Dataset excerpts:
*-*-*

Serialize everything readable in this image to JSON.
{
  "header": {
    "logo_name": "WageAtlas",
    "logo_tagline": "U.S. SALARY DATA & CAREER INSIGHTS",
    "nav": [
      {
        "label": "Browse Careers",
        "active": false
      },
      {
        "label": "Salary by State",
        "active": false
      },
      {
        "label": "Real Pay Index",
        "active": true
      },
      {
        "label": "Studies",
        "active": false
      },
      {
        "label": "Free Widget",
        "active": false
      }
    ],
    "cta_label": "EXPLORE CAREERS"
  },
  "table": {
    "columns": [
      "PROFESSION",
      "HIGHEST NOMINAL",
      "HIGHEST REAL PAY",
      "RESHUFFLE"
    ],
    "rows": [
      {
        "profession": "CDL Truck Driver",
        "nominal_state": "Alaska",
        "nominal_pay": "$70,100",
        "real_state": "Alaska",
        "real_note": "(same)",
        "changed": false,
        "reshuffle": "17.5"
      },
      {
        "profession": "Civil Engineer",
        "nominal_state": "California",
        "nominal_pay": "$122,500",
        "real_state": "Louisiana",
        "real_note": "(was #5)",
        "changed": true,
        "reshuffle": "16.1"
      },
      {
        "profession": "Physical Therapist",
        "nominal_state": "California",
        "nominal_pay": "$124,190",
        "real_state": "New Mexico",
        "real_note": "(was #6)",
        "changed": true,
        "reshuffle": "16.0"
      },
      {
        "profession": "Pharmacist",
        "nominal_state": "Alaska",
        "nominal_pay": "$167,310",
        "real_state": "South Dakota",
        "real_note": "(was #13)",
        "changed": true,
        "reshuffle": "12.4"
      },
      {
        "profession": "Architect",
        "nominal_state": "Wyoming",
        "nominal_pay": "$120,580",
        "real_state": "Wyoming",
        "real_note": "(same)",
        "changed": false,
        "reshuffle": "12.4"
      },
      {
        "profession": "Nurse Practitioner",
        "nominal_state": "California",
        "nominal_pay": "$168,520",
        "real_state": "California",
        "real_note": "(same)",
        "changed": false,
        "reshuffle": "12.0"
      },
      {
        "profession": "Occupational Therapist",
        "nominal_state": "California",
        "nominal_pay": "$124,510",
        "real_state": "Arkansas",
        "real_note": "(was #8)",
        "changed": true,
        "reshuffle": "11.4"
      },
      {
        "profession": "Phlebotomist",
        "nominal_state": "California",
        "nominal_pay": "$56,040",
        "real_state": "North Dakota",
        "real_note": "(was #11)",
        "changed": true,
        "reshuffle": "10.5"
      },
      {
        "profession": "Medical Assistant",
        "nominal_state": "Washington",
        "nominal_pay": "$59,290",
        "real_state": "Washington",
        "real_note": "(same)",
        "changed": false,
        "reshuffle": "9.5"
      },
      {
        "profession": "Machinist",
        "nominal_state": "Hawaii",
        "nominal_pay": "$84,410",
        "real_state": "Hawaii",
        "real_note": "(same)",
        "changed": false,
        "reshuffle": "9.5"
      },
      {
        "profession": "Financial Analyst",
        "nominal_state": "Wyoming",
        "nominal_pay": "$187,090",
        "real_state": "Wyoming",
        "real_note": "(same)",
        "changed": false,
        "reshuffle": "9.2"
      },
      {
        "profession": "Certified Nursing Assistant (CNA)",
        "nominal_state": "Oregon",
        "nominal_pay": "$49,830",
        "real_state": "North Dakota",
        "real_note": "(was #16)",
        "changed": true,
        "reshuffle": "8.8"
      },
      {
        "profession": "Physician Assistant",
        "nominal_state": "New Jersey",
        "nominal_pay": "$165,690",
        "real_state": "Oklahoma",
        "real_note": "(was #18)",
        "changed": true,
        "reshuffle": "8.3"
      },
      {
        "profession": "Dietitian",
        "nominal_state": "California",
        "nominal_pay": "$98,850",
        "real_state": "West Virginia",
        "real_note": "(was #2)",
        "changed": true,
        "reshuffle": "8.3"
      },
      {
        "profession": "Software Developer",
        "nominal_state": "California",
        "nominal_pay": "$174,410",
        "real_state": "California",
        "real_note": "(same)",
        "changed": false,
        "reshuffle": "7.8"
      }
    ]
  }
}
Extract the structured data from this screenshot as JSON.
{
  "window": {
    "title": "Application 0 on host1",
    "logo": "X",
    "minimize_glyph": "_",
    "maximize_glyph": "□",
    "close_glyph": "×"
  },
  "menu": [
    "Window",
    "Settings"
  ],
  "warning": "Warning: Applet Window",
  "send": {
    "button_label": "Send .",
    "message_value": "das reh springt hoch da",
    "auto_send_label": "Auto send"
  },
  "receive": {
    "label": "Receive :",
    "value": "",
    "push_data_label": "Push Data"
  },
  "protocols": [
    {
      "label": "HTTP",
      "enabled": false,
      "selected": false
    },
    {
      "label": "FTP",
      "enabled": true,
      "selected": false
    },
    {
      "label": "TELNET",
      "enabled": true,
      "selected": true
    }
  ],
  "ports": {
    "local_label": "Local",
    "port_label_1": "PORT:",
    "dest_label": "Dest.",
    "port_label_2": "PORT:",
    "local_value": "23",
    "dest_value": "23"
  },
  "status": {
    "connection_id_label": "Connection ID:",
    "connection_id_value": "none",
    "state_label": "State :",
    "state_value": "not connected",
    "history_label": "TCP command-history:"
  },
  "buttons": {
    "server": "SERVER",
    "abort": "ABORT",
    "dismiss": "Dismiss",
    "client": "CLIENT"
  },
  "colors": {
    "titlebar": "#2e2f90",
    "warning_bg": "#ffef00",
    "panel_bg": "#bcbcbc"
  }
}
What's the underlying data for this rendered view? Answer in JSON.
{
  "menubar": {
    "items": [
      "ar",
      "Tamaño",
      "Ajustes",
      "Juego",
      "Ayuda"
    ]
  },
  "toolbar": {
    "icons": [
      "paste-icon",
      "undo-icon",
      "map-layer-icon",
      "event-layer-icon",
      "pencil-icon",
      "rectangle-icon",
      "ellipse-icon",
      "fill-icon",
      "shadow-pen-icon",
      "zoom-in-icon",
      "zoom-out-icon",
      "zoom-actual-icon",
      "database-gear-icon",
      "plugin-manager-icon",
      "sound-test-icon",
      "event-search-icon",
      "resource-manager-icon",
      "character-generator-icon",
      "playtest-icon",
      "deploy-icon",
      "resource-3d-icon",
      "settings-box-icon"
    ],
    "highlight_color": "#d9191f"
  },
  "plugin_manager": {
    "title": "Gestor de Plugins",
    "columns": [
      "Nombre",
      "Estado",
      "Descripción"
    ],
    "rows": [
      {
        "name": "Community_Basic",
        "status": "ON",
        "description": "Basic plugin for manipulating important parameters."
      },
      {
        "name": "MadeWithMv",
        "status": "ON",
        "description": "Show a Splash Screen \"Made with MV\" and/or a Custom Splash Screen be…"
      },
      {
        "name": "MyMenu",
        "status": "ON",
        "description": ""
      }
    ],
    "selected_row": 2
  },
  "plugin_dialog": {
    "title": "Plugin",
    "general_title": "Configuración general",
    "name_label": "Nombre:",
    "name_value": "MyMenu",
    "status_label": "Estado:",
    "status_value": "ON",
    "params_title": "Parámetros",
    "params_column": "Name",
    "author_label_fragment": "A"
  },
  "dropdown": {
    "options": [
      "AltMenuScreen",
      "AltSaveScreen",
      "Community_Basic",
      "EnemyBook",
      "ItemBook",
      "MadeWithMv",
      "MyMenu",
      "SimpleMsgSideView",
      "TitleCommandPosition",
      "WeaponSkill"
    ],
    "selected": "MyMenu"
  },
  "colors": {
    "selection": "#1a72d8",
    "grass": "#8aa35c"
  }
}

*-*-*

Give every line of the material again, exactly as it reads.

Serialize everything readable in this image to JSON.
{
  "header": {
    "logo_name": "WageAtlas",
    "logo_tagline": "U.S. SALARY DATA & CAREER INSIGHTS",
    "nav": [
      {
        "label": "Browse Careers",
        "active": false
      },
      {
        "label": "Salary by State",
        "active": false
      },
      {
        "label": "Real Pay Index",
        "active": true
      },
      {
        "label": "Studies",
        "active": false
      },
      {
        "label": "Free Widget",
        "active": false
      }
    ],
    "cta_label": "EXPLORE CAREERS"
  },
  "table": {
    "columns": [
      "PROFESSION",
      "HIGHEST NOMINAL",
      "HIGHEST REAL PAY",
      "RESHUFFLE"
    ],
    "rows": [
      {
        "profession": "CDL Truck Driver",
        "nominal_state": "Alaska",
        "nominal_pay": "$70,100",
        "real_state": "Alaska",
        "real_note": "(same)",
        "changed": false,
        "reshuffle": "17.5"
      },
      {
        "profession": "Civil Engineer",
        "nominal_state": "California",
        "nominal_pay": "$122,500",
        "real_state": "Louisiana",
        "real_note": "(was #5)",
        "changed": true,
        "reshuffle": "16.1"
      },
      {
        "profession": "Physical Therapist",
        "nominal_state": "California",
        "nominal_pay": "$124,190",
        "real_state": "New Mexico",
        "real_note": "(was #6)",
        "changed": true,
        "reshuffle": "16.0"
      },
      {
        "profession": "Pharmacist",
        "nominal_state": "Alaska",
        "nominal_pay": "$167,310",
        "real_state": "South Dakota",
        "real_note": "(was #13)",
        "changed": true,
        "reshuffle": "12.4"
      },
      {
        "profession": "Architect",
        "nominal_state": "Wyoming",
        "nominal_pay": "$120,580",
        "real_state": "Wyoming",
        "real_note": "(same)",
        "changed": false,
        "reshuffle": "12.4"
      },
      {
        "profession": "Nurse Practitioner",
        "nominal_state": "California",
        "nominal_pay": "$168,520",
        "real_state": "California",
        "real_note": "(same)",
        "changed": false,
        "reshuffle": "12.0"
      },
      {
        "profession": "Occupational Therapist",
        "nominal_state": "California",
        "nominal_pay": "$124,510",
        "real_state": "Arkansas",
        "real_note": "(was #8)",
        "changed": true,
        "reshuffle": "11.4"
      },
      {
        "profession": "Phlebotomist",
        "nominal_state": "California",
        "nominal_pay": "$56,040",
        "real_state": "North Dakota",
        "real_note": "(was #11)",
        "changed": true,
        "reshuffle": "10.5"
      },
      {
        "profession": "Medical Assistant",
        "nominal_state": "Washington",
        "nominal_pay": "$59,290",
        "real_state": "Washington",
        "real_note": "(same)",
        "changed": false,
        "reshuffle": "9.5"
      },
      {
        "profession": "Machinist",
        "nominal_state": "Hawaii",
        "nominal_pay": "$84,410",
        "real_state": "Hawaii",
        "real_note": "(same)",
        "changed": false,
        "reshuffle": "9.5"
      },
      {
        "profession": "Financial Analyst",
        "nominal_state": "Wyoming",
        "nominal_pay": "$187,090",
        "real_state": "Wyoming",
        "real_note": "(same)",
        "changed": false,
        "reshuffle": "9.2"
      },
      {
        "profession": "Certified Nursing Assistant (CNA)",
        "nominal_state": "Oregon",
        "nominal_pay": "$49,830",
        "real_state": "North Dakota",
        "real_note": "(was #16)",
        "changed": true,
        "reshuffle": "8.8"
      },
      {
        "profession": "Physician Assistant",
        "nominal_state": "New Jersey",
        "nominal_pay": "$165,690",
        "real_state": "Oklahoma",
        "real_note": "(was #18)",
        "changed": true,
        "reshuffle": "8.3"
      },
      {
        "profession": "Dietitian",
        "nominal_state": "California",
        "nominal_pay": "$98,850",
        "real_state": "West Virginia",
        "real_note": "(was #2)",
        "changed": true,
        "reshuffle": "8.3"
      },
      {
        "profession": "Software Developer",
        "nominal_state": "California",
        "nominal_pay": "$174,410",
        "real_state": "California",
        "real_note": "(same)",
        "changed": false,
        "reshuffle": "7.8"
      }
    ]
  }
}
Extract the structured data from this screenshot as JSON.
{
  "window": {
    "title": "Application 0 on host1",
    "logo": "X",
    "minimize_glyph": "_",
    "maximize_glyph": "□",
    "close_glyph": "×"
  },
  "menu": [
    "Window",
    "Settings"
  ],
  "warning": "Warning: Applet Window",
  "send": {
    "button_label": "Send .",
    "message_value": "das reh springt hoch da",
    "auto_send_label": "Auto send"
  },
  "receive": {
    "label": "Receive :",
    "value": "",
    "push_data_label": "Push Data"
  },
  "protocols": [
    {
      "label": "HTTP",
      "enabled": false,
      "selected": false
    },
    {
      "label": "FTP",
      "enabled": true,
      "selected": false
    },
    {
      "label": "TELNET",
      "enabled": true,
      "selected": true
    }
  ],
  "ports": {
    "local_label": "Local",
    "port_label_1": "PORT:",
    "dest_label": "Dest.",
    "port_label_2": "PORT:",
    "local_value": "23",
    "dest_value": "23"
  },
  "status": {
    "connection_id_label": "Connection ID:",
    "connection_id_value": "none",
    "state_label": "State :",
    "state_value": "not connected",
    "history_label": "TCP command-history:"
  },
  "buttons": {
    "server": "SERVER",
    "abort": "ABORT",
    "dismiss": "Dismiss",
    "client": "CLIENT"
  },
  "colors": {
    "titlebar": "#2e2f90",
    "warning_bg": "#ffef00",
    "panel_bg": "#bcbcbc"
  }
}
What's the underlying data for this rendered view? Answer in JSON.
{
  "menubar": {
    "items": [
      "ar",
      "Tamaño",
      "Ajustes",
      "Juego",
      "Ayuda"
    ]
  },
  "toolbar": {
    "icons": [
      "paste-icon",
      "undo-icon",
      "map-layer-icon",
      "event-layer-icon",
      "pencil-icon",
      "rectangle-icon",
      "ellipse-icon",
      "fill-icon",
      "shadow-pen-icon",
      "zoom-in-icon",
      "zoom-out-icon",
      "zoom-actual-icon",
      "database-gear-icon",
      "plugin-manager-icon",
      "sound-test-icon",
      "event-search-icon",
      "resource-manager-icon",
      "character-generator-icon",
      "playtest-icon",
      "deploy-icon",
      "resource-3d-icon",
      "settings-box-icon"
    ],
    "highlight_color": "#d9191f"
  },
  "plugin_manager": {
    "title": "Gestor de Plugins",
    "columns": [
      "Nombre",
      "Estado",
      "Descripción"
    ],
    "rows": [
      {
        "name": "Community_Basic",
        "status": "ON",
        "description": "Basic plugin for manipulating important parameters."
      },
      {
        "name": "MadeWithMv",
        "status": "ON",
        "description": "Show a Splash Screen \"Made with MV\" and/or a Custom Splash Screen be…"
      },
      {
        "name": "MyMenu",
        "status": "ON",
        "description": ""
      }
    ],
    "selected_row": 2
  },
  "plugin_dialog": {
    "title": "Plugin",
    "general_title": "Configuración general",
    "name_label": "Nombre:",
    "name_value": "MyMenu",
    "status_label": "Estado:",
    "status_value": "ON",
    "params_title": "Parámetros",
    "params_column": "Name",
    "author_label_fragment": "A"
  },
  "dropdown": {
    "options": [
      "AltMenuScreen",
      "AltSaveScreen",
      "Community_Basic",
      "EnemyBook",
      "ItemBook",
      "MadeWithMv",
      "MyMenu",
      "SimpleMsgSideView",
      "TitleCommandPosition",
      "WeaponSkill"
    ],
    "selected": "MyMenu"
  },
  "colors": {
    "selection": "#1a72d8",
    "grass": "#8aa35c"
  }
}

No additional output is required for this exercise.